* STATED PROBLEM: Reproduce every line of the data below verbatim, keeping the original order.
BEGIN EXERCISE INPUT
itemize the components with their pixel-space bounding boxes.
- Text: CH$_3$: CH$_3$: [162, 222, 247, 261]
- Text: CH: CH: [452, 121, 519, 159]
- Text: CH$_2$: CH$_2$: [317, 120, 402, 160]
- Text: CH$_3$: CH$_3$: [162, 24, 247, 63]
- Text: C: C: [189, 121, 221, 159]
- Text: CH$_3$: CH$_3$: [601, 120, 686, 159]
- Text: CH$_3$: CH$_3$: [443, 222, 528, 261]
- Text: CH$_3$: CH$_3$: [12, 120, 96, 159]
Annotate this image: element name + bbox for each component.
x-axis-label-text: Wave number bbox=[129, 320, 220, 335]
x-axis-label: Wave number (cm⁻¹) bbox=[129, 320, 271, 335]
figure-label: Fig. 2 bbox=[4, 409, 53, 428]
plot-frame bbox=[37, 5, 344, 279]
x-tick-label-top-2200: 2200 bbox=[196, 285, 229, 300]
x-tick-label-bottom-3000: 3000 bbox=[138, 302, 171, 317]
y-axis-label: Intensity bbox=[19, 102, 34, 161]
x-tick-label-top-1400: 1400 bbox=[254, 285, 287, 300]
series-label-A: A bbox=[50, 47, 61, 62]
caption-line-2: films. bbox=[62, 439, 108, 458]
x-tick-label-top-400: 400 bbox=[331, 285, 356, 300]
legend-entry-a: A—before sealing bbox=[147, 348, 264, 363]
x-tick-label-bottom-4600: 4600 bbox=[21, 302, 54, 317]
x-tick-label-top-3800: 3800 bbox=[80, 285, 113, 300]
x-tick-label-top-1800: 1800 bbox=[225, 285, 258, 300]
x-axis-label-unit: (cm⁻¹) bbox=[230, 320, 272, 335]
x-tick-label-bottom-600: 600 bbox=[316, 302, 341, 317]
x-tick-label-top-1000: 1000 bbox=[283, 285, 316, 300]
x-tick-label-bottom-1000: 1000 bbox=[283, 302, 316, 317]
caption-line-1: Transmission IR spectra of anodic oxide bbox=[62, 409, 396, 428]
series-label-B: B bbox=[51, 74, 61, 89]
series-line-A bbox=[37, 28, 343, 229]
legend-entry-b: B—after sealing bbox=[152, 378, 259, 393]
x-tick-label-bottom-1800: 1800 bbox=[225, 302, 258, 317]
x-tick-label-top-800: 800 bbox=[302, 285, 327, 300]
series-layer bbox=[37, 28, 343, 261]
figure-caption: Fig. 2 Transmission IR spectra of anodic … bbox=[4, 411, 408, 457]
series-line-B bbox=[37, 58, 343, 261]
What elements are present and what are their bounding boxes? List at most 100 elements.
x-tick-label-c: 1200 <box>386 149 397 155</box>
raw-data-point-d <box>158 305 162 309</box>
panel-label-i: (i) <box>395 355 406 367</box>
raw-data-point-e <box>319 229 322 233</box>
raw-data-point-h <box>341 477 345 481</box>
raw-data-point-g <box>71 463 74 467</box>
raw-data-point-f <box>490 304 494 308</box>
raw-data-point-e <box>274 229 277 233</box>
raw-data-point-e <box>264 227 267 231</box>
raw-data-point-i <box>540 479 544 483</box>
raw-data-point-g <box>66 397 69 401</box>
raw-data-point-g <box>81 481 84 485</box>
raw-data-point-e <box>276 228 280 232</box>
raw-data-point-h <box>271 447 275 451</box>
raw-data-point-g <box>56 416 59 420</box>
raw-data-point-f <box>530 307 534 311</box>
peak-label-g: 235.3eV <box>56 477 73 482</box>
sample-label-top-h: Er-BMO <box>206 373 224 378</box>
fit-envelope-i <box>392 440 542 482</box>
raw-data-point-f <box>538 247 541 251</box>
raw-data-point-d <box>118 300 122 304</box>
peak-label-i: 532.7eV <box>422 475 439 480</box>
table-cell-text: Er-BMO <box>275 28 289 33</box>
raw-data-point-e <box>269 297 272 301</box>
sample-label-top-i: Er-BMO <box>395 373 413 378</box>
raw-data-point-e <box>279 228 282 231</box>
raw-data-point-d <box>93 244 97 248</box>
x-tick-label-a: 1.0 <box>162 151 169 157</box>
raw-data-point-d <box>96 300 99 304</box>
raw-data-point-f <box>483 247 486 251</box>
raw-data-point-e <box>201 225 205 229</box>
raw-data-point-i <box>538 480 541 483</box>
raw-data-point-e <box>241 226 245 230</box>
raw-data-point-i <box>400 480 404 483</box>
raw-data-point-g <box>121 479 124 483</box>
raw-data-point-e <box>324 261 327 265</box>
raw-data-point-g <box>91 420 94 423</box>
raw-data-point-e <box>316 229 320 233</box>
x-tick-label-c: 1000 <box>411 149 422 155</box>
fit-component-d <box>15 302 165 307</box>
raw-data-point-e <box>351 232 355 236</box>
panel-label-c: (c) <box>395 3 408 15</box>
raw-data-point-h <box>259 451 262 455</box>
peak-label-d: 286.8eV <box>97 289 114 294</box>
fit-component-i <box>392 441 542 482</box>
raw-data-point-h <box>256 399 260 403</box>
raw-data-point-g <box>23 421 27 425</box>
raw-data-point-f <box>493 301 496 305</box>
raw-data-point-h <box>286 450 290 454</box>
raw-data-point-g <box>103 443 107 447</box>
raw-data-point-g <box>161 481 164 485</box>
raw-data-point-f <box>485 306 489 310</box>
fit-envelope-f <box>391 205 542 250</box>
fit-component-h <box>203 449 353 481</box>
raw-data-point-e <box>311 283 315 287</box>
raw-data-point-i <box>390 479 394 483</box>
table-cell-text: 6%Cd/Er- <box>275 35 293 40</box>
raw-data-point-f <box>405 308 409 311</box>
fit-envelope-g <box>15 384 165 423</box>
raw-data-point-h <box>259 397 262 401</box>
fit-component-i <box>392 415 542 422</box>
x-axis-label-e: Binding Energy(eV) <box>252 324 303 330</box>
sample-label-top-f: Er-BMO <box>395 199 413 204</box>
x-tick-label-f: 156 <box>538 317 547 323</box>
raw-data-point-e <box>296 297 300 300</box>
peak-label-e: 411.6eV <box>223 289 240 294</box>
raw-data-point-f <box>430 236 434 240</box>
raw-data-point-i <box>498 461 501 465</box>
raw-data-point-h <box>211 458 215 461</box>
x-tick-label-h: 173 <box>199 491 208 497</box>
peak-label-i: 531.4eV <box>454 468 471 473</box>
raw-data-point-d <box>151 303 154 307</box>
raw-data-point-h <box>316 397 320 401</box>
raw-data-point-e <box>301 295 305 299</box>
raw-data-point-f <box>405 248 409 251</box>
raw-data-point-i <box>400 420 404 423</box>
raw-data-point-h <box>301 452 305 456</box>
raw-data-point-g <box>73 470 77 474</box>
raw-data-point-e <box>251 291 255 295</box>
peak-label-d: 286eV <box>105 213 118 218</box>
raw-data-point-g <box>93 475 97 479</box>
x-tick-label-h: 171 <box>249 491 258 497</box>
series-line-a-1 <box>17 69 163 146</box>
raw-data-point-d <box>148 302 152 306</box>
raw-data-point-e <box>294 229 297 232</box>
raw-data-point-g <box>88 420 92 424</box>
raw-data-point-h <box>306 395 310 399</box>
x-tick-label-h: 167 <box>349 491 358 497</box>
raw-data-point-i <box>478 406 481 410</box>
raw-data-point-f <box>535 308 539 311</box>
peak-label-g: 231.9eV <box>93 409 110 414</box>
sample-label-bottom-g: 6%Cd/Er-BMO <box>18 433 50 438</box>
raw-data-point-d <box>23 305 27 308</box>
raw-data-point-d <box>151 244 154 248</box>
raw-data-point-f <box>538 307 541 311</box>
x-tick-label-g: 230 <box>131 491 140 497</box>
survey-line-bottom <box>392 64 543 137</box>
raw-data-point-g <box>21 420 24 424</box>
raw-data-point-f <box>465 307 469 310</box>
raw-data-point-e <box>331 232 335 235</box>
END EXERCISE INPUT
* WRITTEN SOLUTION:
itemize the components with their pixel-space bounding boxes.
- Text: CH$_3$: CH$_3$: [162, 222, 247, 261]
- Text: CH: CH: [452, 121, 519, 159]
- Text: CH$_2$: CH$_2$: [317, 120, 402, 160]
- Text: CH$_3$: CH$_3$: [162, 24, 247, 63]
- Text: C: C: [189, 121, 221, 159]
- Text: CH$_3$: CH$_3$: [601, 120, 686, 159]
- Text: CH$_3$: CH$_3$: [443, 222, 528, 261]
- Text: CH$_3$: CH$_3$: [12, 120, 96, 159]
Annotate this image: element name + bbox for each component.
x-axis-label-text: Wave number bbox=[129, 320, 220, 335]
x-axis-label: Wave number (cm⁻¹) bbox=[129, 320, 271, 335]
figure-label: Fig. 2 bbox=[4, 409, 53, 428]
plot-frame bbox=[37, 5, 344, 279]
x-tick-label-top-2200: 2200 bbox=[196, 285, 229, 300]
x-tick-label-bottom-3000: 3000 bbox=[138, 302, 171, 317]
y-axis-label: Intensity bbox=[19, 102, 34, 161]
x-tick-label-top-1400: 1400 bbox=[254, 285, 287, 300]
series-label-A: A bbox=[50, 47, 61, 62]
caption-line-2: films. bbox=[62, 439, 108, 458]
x-tick-label-top-400: 400 bbox=[331, 285, 356, 300]
legend-entry-a: A—before sealing bbox=[147, 348, 264, 363]
x-tick-label-bottom-4600: 4600 bbox=[21, 302, 54, 317]
x-tick-label-top-3800: 3800 bbox=[80, 285, 113, 300]
x-tick-label-top-1800: 1800 bbox=[225, 285, 258, 300]
x-axis-label-unit: (cm⁻¹) bbox=[230, 320, 272, 335]
x-tick-label-bottom-600: 600 bbox=[316, 302, 341, 317]
x-tick-label-top-1000: 1000 bbox=[283, 285, 316, 300]
x-tick-label-bottom-1000: 1000 bbox=[283, 302, 316, 317]
caption-line-1: Transmission IR spectra of anodic oxide bbox=[62, 409, 396, 428]
series-label-B: B bbox=[51, 74, 61, 89]
series-line-A bbox=[37, 28, 343, 229]
legend-entry-b: B—after sealing bbox=[152, 378, 259, 393]
x-tick-label-bottom-1800: 1800 bbox=[225, 302, 258, 317]
x-tick-label-top-800: 800 bbox=[302, 285, 327, 300]
series-layer bbox=[37, 28, 343, 261]
figure-caption: Fig. 2 Transmission IR spectra of anodic … bbox=[4, 411, 408, 457]
series-line-B bbox=[37, 58, 343, 261]
What elements are present and what are their bounding boxes? List at most 100 elements.
x-tick-label-c: 1200 <box>386 149 397 155</box>
raw-data-point-d <box>158 305 162 309</box>
panel-label-i: (i) <box>395 355 406 367</box>
raw-data-point-e <box>319 229 322 233</box>
raw-data-point-h <box>341 477 345 481</box>
raw-data-point-g <box>71 463 74 467</box>
raw-data-point-f <box>490 304 494 308</box>
raw-data-point-e <box>274 229 277 233</box>
raw-data-point-e <box>264 227 267 231</box>
raw-data-point-i <box>540 479 544 483</box>
raw-data-point-g <box>66 397 69 401</box>
raw-data-point-g <box>81 481 84 485</box>
raw-data-point-e <box>276 228 280 232</box>
raw-data-point-h <box>271 447 275 451</box>
raw-data-point-g <box>56 416 59 420</box>
raw-data-point-f <box>530 307 534 311</box>
peak-label-g: 235.3eV <box>56 477 73 482</box>
sample-label-top-h: Er-BMO <box>206 373 224 378</box>
fit-envelope-i <box>392 440 542 482</box>
raw-data-point-f <box>538 247 541 251</box>
raw-data-point-d <box>118 300 122 304</box>
peak-label-i: 532.7eV <box>422 475 439 480</box>
table-cell-text: Er-BMO <box>275 28 289 33</box>
raw-data-point-e <box>269 297 272 301</box>
sample-label-top-i: Er-BMO <box>395 373 413 378</box>
raw-data-point-e <box>279 228 282 231</box>
raw-data-point-d <box>93 244 97 248</box>
x-tick-label-a: 1.0 <box>162 151 169 157</box>
raw-data-point-d <box>96 300 99 304</box>
raw-data-point-f <box>483 247 486 251</box>
raw-data-point-e <box>201 225 205 229</box>
raw-data-point-i <box>538 480 541 483</box>
raw-data-point-e <box>241 226 245 230</box>
raw-data-point-i <box>400 480 404 483</box>
raw-data-point-g <box>121 479 124 483</box>
raw-data-point-e <box>324 261 327 265</box>
raw-data-point-g <box>91 420 94 423</box>
raw-data-point-e <box>316 229 320 233</box>
x-tick-label-c: 1000 <box>411 149 422 155</box>
fit-component-d <box>15 302 165 307</box>
raw-data-point-e <box>351 232 355 236</box>
panel-label-c: (c) <box>395 3 408 15</box>
raw-data-point-h <box>259 451 262 455</box>
peak-label-d: 286.8eV <box>97 289 114 294</box>
fit-component-i <box>392 441 542 482</box>
raw-data-point-h <box>256 399 260 403</box>
raw-data-point-g <box>23 421 27 425</box>
raw-data-point-f <box>493 301 496 305</box>
raw-data-point-h <box>286 450 290 454</box>
raw-data-point-g <box>103 443 107 447</box>
raw-data-point-g <box>161 481 164 485</box>
raw-data-point-f <box>485 306 489 310</box>
fit-envelope-f <box>391 205 542 250</box>
fit-component-h <box>203 449 353 481</box>
raw-data-point-e <box>311 283 315 287</box>
raw-data-point-i <box>390 479 394 483</box>
table-cell-text: 6%Cd/Er- <box>275 35 293 40</box>
raw-data-point-f <box>405 308 409 311</box>
fit-envelope-g <box>15 384 165 423</box>
raw-data-point-h <box>259 397 262 401</box>
fit-component-i <box>392 415 542 422</box>
x-axis-label-e: Binding Energy(eV) <box>252 324 303 330</box>
sample-label-top-f: Er-BMO <box>395 199 413 204</box>
x-tick-label-f: 156 <box>538 317 547 323</box>
raw-data-point-e <box>296 297 300 300</box>
peak-label-e: 411.6eV <box>223 289 240 294</box>
raw-data-point-f <box>430 236 434 240</box>
raw-data-point-i <box>498 461 501 465</box>
raw-data-point-h <box>211 458 215 461</box>
x-tick-label-h: 173 <box>199 491 208 497</box>
peak-label-i: 531.4eV <box>454 468 471 473</box>
raw-data-point-d <box>151 303 154 307</box>
raw-data-point-h <box>316 397 320 401</box>
raw-data-point-e <box>301 295 305 299</box>
raw-data-point-f <box>405 248 409 251</box>
raw-data-point-i <box>400 420 404 423</box>
raw-data-point-h <box>301 452 305 456</box>
raw-data-point-g <box>73 470 77 474</box>
raw-data-point-e <box>251 291 255 295</box>
peak-label-d: 286eV <box>105 213 118 218</box>
raw-data-point-g <box>93 475 97 479</box>
x-tick-label-h: 171 <box>249 491 258 497</box>
series-line-a-1 <box>17 69 163 146</box>
raw-data-point-d <box>148 302 152 306</box>
raw-data-point-e <box>294 229 297 232</box>
raw-data-point-g <box>88 420 92 424</box>
raw-data-point-h <box>306 395 310 399</box>
x-tick-label-h: 167 <box>349 491 358 497</box>
raw-data-point-i <box>478 406 481 410</box>
raw-data-point-f <box>535 308 539 311</box>
peak-label-g: 231.9eV <box>93 409 110 414</box>
sample-label-bottom-g: 6%Cd/Er-BMO <box>18 433 50 438</box>
raw-data-point-d <box>23 305 27 308</box>
raw-data-point-d <box>151 244 154 248</box>
raw-data-point-f <box>538 307 541 311</box>
x-tick-label-g: 230 <box>131 491 140 497</box>
survey-line-bottom <box>392 64 543 137</box>
raw-data-point-g <box>21 420 24 424</box>
raw-data-point-f <box>465 307 469 310</box>
raw-data-point-e <box>331 232 335 235</box>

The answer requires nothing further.